Provided entries |
+ + + + + + +
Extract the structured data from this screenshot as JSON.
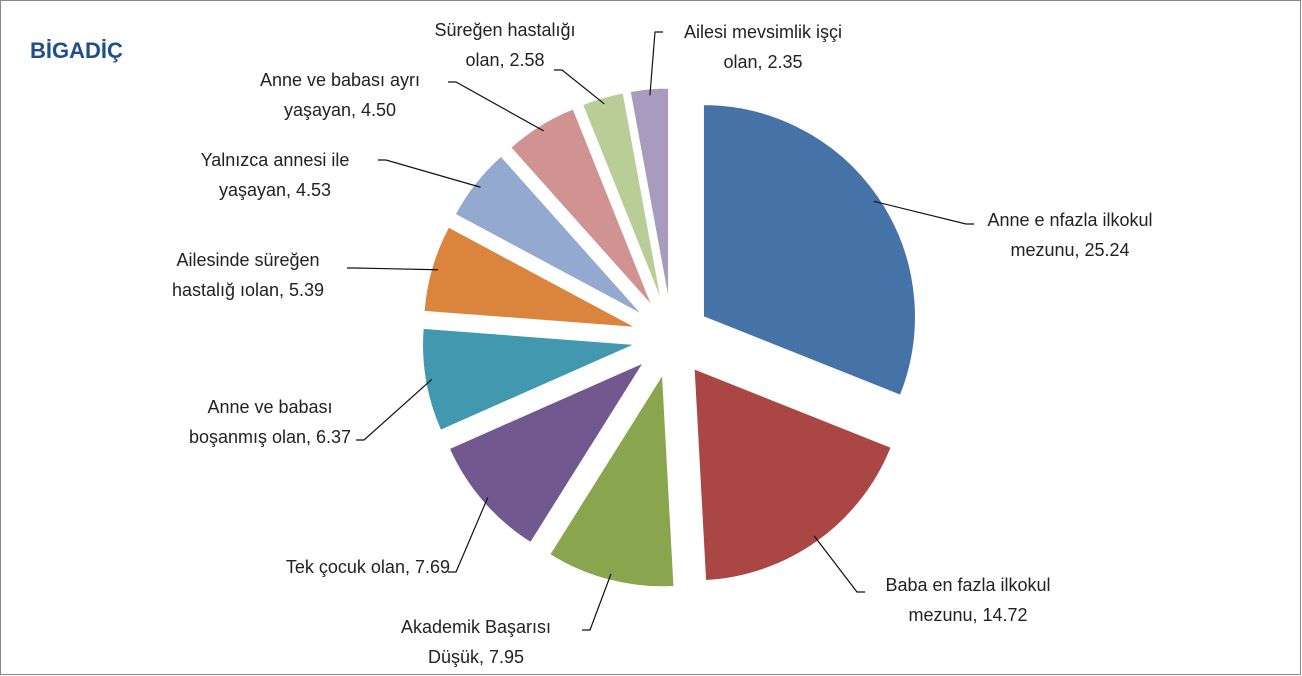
{
  "chart_data": {
    "type": "pie",
    "title": "BİGADİÇ",
    "labels": [
      [
        "Anne e nfazla ilkokul",
        "mezunu, 25.24"
      ],
      [
        "Baba en fazla ilkokul",
        "mezunu, 14.72"
      ],
      [
        "Akademik Başarısı",
        "Düşük, 7.95"
      ],
      [
        "Tek çocuk olan, 7.69"
      ],
      [
        "Anne ve babası",
        "boşanmış olan, 6.37"
      ],
      [
        "Ailesinde süreğen",
        "hastalığ ıolan, 5.39"
      ],
      [
        "Yalnızca annesi ile",
        "yaşayan, 4.53"
      ],
      [
        "Anne ve babası ayrı",
        "yaşayan, 4.50"
      ],
      [
        "Süreğen hastalığı",
        "olan, 2.58"
      ],
      [
        "Ailesi mevsimlik işçi",
        "olan, 2.35"
      ]
    ],
    "values": [
      25.24,
      14.72,
      7.95,
      7.69,
      6.37,
      5.39,
      4.53,
      4.5,
      2.58,
      2.35
    ],
    "colors": [
      "#4572a7",
      "#aa4643",
      "#89a54e",
      "#71588f",
      "#4198af",
      "#db843d",
      "#93a9cf",
      "#d19392",
      "#b9cd96",
      "#a99bbd"
    ],
    "exploded": true
  }
}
+ + + + + + +
State the count of lines above containing the string "ilkokul", and add nothing to it.

2